WRITTEN EXERCISE: Report the count of lines below that include "Answer", without any other text.

RAW RECORDS:
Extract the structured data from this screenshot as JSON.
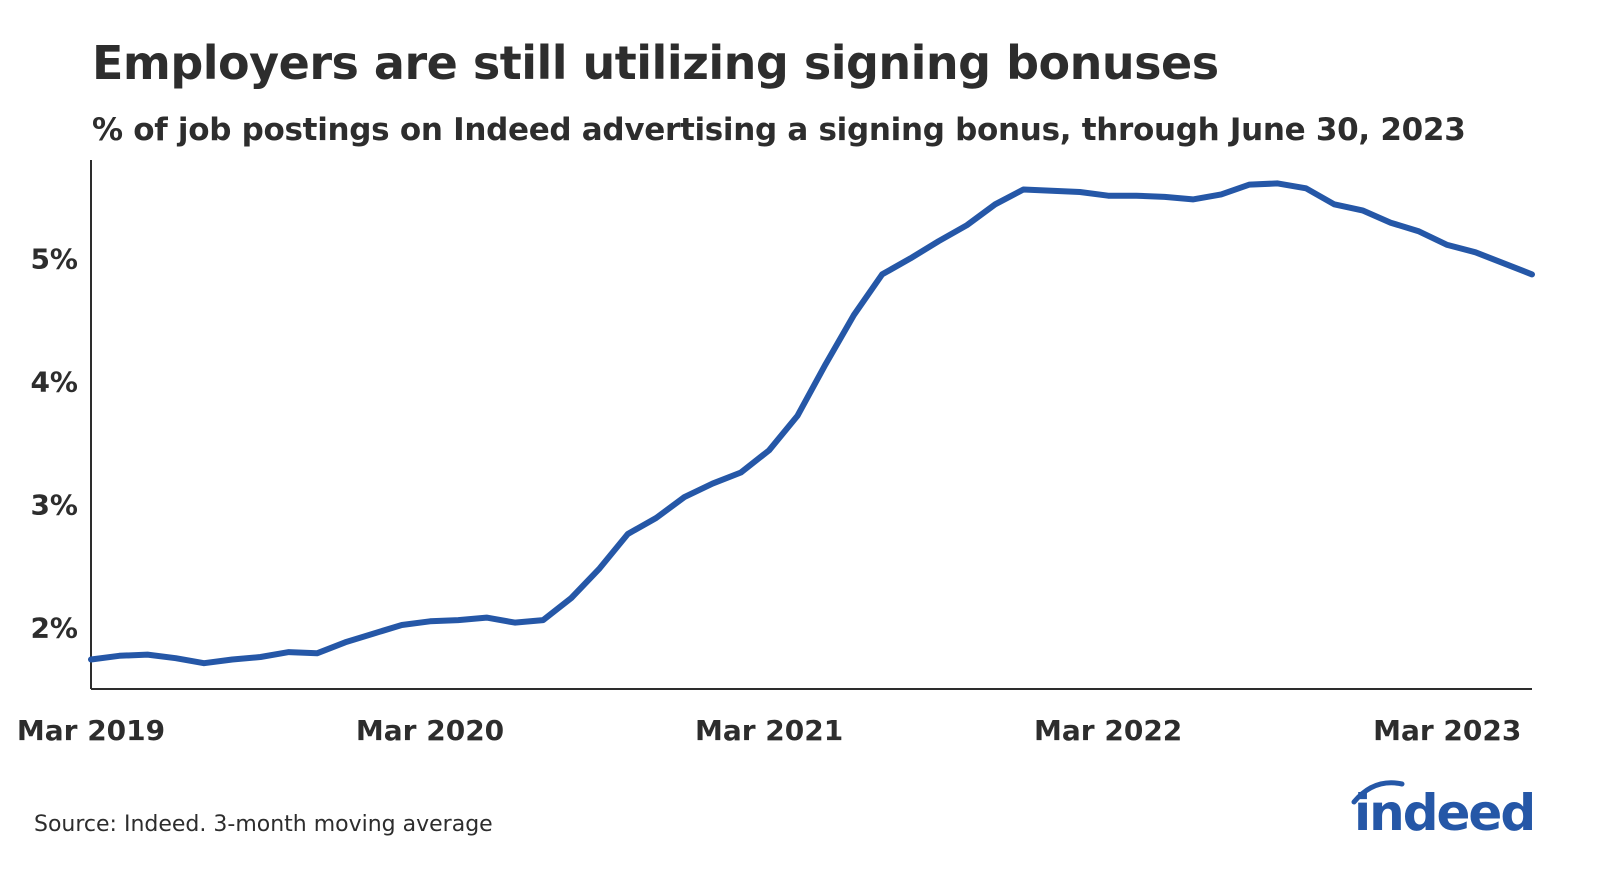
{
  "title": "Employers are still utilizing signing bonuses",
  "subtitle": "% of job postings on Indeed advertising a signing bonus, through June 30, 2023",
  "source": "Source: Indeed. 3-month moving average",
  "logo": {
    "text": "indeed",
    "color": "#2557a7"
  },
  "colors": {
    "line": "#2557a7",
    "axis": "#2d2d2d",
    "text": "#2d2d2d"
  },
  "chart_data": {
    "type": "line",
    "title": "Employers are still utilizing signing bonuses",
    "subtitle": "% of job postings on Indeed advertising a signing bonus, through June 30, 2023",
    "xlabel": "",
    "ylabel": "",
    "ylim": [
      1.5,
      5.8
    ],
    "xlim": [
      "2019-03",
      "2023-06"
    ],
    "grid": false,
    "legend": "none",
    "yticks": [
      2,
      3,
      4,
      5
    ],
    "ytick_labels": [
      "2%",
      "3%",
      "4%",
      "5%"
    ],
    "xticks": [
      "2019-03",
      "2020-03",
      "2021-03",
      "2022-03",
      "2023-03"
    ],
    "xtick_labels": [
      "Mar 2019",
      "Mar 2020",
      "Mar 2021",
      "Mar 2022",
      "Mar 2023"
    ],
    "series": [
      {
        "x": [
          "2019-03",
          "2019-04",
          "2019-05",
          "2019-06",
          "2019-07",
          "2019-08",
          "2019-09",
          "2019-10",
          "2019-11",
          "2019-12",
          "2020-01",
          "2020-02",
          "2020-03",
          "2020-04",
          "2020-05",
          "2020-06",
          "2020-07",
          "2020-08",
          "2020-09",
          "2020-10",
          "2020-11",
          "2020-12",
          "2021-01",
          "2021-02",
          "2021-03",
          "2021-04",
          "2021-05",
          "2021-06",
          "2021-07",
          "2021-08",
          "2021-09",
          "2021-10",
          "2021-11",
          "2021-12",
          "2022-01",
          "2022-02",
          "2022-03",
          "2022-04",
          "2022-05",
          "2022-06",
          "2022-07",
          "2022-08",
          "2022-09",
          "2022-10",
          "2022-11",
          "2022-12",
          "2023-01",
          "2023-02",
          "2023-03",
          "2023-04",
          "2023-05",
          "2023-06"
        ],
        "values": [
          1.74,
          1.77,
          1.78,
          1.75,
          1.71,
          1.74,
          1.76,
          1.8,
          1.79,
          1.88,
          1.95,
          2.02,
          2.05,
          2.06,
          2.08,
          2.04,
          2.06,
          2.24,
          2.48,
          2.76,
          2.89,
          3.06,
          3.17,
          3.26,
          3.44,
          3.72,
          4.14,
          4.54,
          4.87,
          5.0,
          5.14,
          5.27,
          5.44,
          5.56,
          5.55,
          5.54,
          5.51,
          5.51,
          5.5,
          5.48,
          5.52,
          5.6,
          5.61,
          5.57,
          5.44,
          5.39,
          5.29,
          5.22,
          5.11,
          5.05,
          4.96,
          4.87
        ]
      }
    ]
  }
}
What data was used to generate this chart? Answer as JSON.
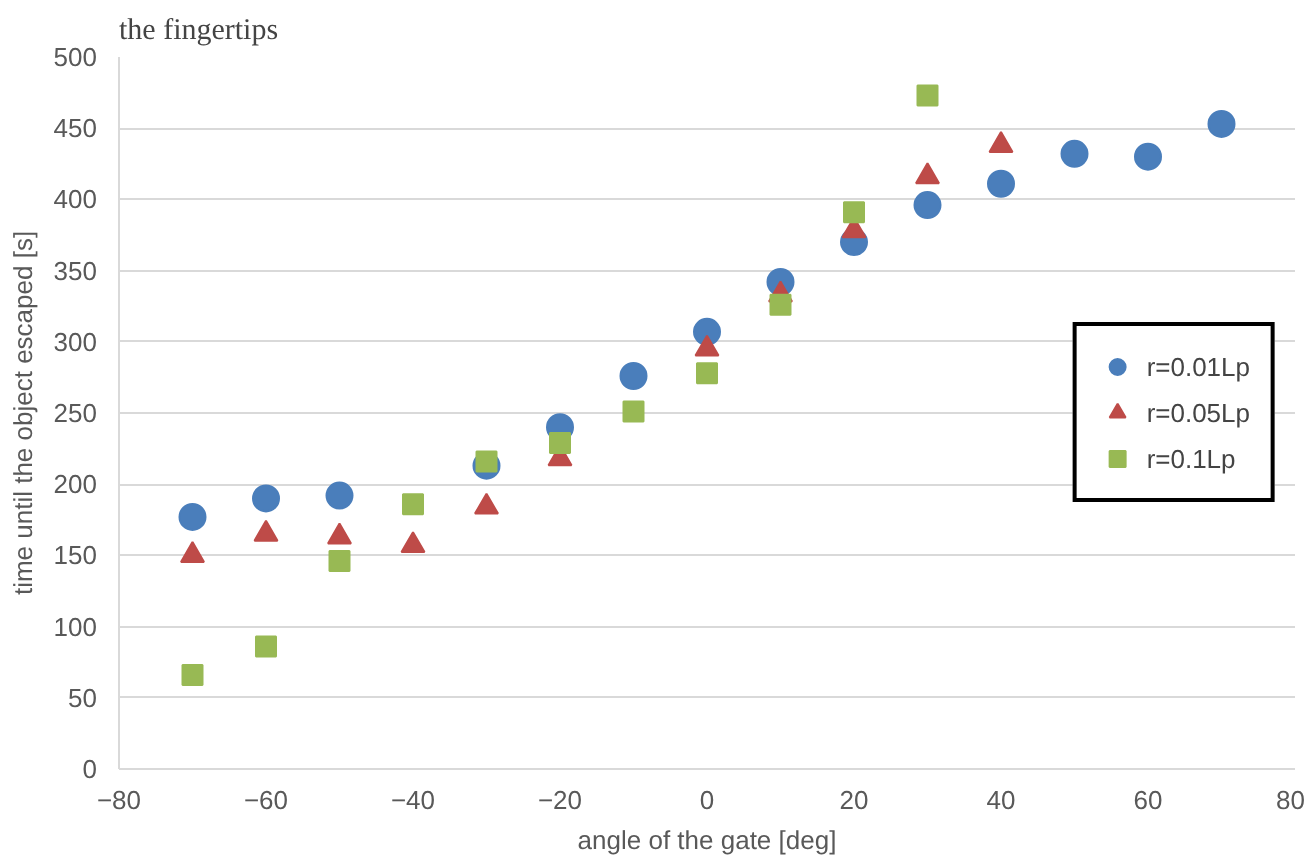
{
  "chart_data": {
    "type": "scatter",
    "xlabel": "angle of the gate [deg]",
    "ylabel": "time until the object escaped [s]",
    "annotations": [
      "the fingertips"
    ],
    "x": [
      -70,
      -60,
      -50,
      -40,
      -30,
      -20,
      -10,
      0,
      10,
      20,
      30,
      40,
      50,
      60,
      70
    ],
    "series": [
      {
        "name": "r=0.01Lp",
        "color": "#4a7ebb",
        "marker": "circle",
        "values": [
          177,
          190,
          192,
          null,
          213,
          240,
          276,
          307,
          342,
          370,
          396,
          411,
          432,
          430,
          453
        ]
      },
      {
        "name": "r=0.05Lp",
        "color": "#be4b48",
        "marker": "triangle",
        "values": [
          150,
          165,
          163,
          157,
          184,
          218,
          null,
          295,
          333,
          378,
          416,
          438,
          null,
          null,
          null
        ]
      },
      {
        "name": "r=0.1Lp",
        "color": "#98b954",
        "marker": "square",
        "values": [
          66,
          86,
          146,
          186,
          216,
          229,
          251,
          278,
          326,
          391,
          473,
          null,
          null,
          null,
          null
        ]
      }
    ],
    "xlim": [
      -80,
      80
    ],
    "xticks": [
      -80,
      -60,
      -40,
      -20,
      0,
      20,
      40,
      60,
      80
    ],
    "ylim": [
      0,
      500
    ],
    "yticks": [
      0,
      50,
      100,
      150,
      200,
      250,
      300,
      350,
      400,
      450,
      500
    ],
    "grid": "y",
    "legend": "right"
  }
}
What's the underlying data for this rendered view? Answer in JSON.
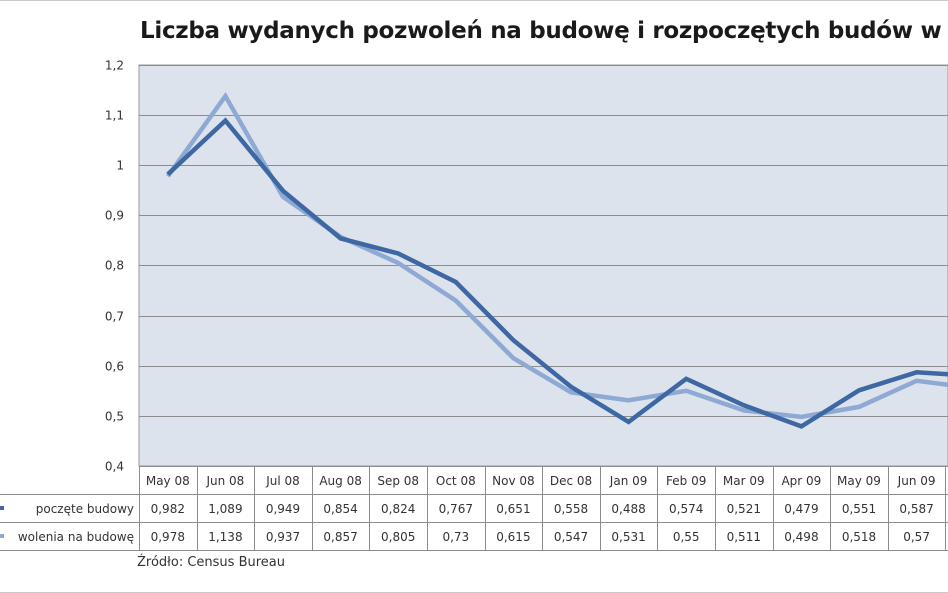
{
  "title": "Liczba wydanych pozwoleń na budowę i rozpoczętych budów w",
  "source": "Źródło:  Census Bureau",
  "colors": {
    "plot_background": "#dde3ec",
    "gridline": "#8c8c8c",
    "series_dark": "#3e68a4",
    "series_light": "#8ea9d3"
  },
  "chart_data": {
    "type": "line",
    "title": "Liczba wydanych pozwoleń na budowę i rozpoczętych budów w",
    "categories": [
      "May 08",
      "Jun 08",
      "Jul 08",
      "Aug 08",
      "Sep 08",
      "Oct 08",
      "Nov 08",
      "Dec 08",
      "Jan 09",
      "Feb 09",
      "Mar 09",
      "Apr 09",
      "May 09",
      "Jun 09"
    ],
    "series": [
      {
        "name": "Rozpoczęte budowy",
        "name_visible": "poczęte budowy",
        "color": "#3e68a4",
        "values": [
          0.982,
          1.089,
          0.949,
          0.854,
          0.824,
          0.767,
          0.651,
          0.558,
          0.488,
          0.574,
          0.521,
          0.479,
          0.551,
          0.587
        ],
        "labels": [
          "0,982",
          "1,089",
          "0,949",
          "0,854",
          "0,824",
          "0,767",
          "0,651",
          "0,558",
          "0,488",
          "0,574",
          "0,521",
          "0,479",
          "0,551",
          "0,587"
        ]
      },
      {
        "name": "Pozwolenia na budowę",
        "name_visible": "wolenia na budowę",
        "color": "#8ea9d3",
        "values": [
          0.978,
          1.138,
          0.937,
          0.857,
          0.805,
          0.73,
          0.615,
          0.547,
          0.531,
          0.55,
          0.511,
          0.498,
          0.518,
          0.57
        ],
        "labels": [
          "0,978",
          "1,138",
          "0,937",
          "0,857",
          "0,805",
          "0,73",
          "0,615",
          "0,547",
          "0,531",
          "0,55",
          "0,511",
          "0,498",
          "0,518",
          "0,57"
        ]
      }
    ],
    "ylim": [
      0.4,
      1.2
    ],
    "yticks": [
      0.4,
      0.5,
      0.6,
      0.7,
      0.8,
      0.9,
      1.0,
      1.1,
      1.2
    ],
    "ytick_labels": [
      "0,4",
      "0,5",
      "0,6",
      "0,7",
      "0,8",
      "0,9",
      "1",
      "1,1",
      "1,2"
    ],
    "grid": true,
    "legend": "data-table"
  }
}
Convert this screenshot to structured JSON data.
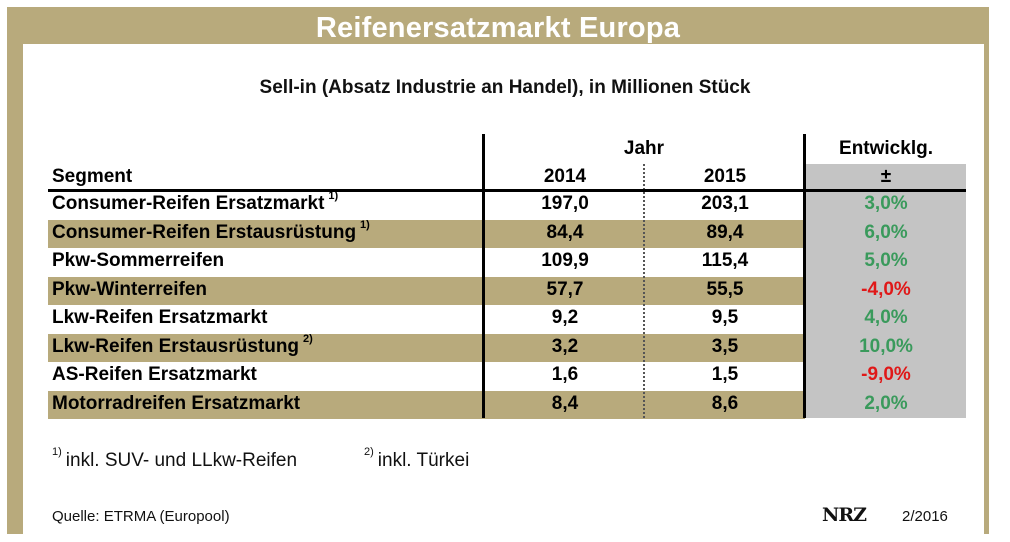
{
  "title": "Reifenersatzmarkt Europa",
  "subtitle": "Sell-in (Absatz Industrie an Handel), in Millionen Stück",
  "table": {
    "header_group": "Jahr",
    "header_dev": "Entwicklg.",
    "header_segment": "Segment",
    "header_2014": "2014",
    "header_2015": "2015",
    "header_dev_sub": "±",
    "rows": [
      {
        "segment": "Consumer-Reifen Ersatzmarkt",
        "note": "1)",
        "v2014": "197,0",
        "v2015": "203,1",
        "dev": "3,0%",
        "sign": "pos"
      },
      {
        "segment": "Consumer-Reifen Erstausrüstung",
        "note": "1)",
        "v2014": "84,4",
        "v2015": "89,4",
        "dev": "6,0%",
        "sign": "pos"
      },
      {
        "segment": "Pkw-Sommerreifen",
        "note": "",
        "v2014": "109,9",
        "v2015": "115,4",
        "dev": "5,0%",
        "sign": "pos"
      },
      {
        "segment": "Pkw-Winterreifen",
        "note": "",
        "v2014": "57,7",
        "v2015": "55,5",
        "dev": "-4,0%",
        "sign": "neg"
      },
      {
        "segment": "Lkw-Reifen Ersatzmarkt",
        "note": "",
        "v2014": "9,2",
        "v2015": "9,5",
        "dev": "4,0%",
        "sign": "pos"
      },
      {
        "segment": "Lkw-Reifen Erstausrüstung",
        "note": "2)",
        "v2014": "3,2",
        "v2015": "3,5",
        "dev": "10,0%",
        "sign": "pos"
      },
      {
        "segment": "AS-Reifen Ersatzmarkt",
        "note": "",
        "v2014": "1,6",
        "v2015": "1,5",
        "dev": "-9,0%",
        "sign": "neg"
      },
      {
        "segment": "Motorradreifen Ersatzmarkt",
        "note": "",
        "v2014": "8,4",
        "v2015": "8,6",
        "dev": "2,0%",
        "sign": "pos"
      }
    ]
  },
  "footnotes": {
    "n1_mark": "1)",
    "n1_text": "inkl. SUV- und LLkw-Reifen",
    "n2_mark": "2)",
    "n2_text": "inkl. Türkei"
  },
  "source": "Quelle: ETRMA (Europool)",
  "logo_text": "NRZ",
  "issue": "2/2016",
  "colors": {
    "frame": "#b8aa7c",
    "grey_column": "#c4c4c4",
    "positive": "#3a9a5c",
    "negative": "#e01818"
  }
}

THE COMPLETED TASK: 2